--- Data entries ---

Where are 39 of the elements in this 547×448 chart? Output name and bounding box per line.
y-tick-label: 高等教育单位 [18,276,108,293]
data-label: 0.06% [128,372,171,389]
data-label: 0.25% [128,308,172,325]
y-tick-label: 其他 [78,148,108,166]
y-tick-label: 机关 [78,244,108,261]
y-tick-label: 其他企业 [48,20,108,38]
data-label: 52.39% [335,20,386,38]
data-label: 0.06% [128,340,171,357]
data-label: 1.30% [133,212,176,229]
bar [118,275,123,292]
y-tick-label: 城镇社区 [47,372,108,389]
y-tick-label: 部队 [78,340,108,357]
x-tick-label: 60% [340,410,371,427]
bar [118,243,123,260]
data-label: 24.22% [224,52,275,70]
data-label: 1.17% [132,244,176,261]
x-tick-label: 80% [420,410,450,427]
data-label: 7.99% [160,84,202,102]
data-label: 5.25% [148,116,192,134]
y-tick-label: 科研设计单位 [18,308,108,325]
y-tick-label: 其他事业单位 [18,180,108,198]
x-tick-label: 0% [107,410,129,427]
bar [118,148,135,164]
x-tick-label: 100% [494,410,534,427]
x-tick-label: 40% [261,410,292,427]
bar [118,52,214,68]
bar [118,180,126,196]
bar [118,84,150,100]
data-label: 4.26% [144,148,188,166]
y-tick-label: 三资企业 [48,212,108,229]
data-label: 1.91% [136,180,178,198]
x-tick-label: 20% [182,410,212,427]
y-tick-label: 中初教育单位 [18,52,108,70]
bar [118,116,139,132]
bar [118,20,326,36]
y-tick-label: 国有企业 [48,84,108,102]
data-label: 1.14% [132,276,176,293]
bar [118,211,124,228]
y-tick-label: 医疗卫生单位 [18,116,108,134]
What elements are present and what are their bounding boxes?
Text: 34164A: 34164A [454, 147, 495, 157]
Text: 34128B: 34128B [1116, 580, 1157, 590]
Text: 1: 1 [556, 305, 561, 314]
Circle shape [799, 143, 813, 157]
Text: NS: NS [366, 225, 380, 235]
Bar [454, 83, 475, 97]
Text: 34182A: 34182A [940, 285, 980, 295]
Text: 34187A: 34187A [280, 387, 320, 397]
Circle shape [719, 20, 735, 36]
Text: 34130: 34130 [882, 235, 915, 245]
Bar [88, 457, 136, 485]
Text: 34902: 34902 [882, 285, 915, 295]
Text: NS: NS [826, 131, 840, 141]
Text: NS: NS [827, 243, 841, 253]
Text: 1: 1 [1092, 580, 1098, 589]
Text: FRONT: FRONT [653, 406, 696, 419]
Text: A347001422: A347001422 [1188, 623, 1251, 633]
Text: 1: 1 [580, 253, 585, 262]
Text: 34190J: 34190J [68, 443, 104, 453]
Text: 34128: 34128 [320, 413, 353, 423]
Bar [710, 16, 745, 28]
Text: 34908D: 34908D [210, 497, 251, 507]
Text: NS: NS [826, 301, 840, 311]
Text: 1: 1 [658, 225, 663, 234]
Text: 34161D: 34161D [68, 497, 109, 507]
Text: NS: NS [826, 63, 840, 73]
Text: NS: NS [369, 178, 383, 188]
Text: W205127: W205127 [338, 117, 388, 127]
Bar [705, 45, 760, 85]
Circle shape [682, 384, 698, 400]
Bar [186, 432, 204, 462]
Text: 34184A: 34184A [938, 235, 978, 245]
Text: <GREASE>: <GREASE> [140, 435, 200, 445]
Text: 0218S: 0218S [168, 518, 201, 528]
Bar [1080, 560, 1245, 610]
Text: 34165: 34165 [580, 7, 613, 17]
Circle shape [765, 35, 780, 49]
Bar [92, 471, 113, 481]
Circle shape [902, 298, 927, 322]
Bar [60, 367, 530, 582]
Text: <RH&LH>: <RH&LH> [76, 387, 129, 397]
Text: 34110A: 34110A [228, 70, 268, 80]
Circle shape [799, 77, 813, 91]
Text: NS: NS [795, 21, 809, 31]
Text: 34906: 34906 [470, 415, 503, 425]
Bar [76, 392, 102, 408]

---

Goal of the exercise: Reproduce every one of the lines above verbatim, from the first to the last.

Solution below:
Where are 39 of the elements in this 547×448 chart? Output name and bounding box per line.
y-tick-label: 高等教育单位 [18,276,108,293]
data-label: 0.06% [128,372,171,389]
data-label: 0.25% [128,308,172,325]
y-tick-label: 其他 [78,148,108,166]
y-tick-label: 机关 [78,244,108,261]
y-tick-label: 其他企业 [48,20,108,38]
data-label: 52.39% [335,20,386,38]
data-label: 0.06% [128,340,171,357]
data-label: 1.30% [133,212,176,229]
bar [118,275,123,292]
y-tick-label: 城镇社区 [47,372,108,389]
y-tick-label: 部队 [78,340,108,357]
x-tick-label: 60% [340,410,371,427]
bar [118,243,123,260]
data-label: 24.22% [224,52,275,70]
data-label: 1.17% [132,244,176,261]
x-tick-label: 80% [420,410,450,427]
data-label: 7.99% [160,84,202,102]
data-label: 5.25% [148,116,192,134]
y-tick-label: 科研设计单位 [18,308,108,325]
y-tick-label: 其他事业单位 [18,180,108,198]
x-tick-label: 0% [107,410,129,427]
bar [118,148,135,164]
x-tick-label: 100% [494,410,534,427]
x-tick-label: 40% [261,410,292,427]
bar [118,52,214,68]
bar [118,180,126,196]
bar [118,84,150,100]
data-label: 4.26% [144,148,188,166]
y-tick-label: 三资企业 [48,212,108,229]
data-label: 1.91% [136,180,178,198]
x-tick-label: 20% [182,410,212,427]
y-tick-label: 中初教育单位 [18,52,108,70]
bar [118,116,139,132]
bar [118,20,326,36]
y-tick-label: 国有企业 [48,84,108,102]
data-label: 1.14% [132,276,176,293]
bar [118,211,124,228]
y-tick-label: 医疗卫生单位 [18,116,108,134]
What elements are present and what are their bounding boxes?
Text: 34164A: 34164A [454, 147, 495, 157]
Text: 34128B: 34128B [1116, 580, 1157, 590]
Text: 1: 1 [556, 305, 561, 314]
Circle shape [799, 143, 813, 157]
Text: NS: NS [366, 225, 380, 235]
Bar [454, 83, 475, 97]
Text: 34182A: 34182A [940, 285, 980, 295]
Text: 34187A: 34187A [280, 387, 320, 397]
Circle shape [719, 20, 735, 36]
Text: 34130: 34130 [882, 235, 915, 245]
Bar [88, 457, 136, 485]
Text: 34902: 34902 [882, 285, 915, 295]
Text: NS: NS [826, 131, 840, 141]
Text: NS: NS [827, 243, 841, 253]
Text: 1: 1 [1092, 580, 1098, 589]
Text: FRONT: FRONT [653, 406, 696, 419]
Text: A347001422: A347001422 [1188, 623, 1251, 633]
Text: 1: 1 [580, 253, 585, 262]
Text: 34190J: 34190J [68, 443, 104, 453]
Text: 34128: 34128 [320, 413, 353, 423]
Bar [710, 16, 745, 28]
Text: 34908D: 34908D [210, 497, 251, 507]
Text: NS: NS [826, 301, 840, 311]
Text: 1: 1 [658, 225, 663, 234]
Text: 34161D: 34161D [68, 497, 109, 507]
Text: NS: NS [826, 63, 840, 73]
Text: NS: NS [369, 178, 383, 188]
Text: W205127: W205127 [338, 117, 388, 127]
Bar [705, 45, 760, 85]
Circle shape [682, 384, 698, 400]
Bar [186, 432, 204, 462]
Text: 34184A: 34184A [938, 235, 978, 245]
Text: <GREASE>: <GREASE> [140, 435, 200, 445]
Text: 0218S: 0218S [168, 518, 201, 528]
Bar [1080, 560, 1245, 610]
Text: 34165: 34165 [580, 7, 613, 17]
Circle shape [765, 35, 780, 49]
Bar [92, 471, 113, 481]
Circle shape [902, 298, 927, 322]
Bar [60, 367, 530, 582]
Text: <RH&LH>: <RH&LH> [76, 387, 129, 397]
Text: 34110A: 34110A [228, 70, 268, 80]
Circle shape [799, 77, 813, 91]
Text: NS: NS [795, 21, 809, 31]
Text: 34906: 34906 [470, 415, 503, 425]
Bar [76, 392, 102, 408]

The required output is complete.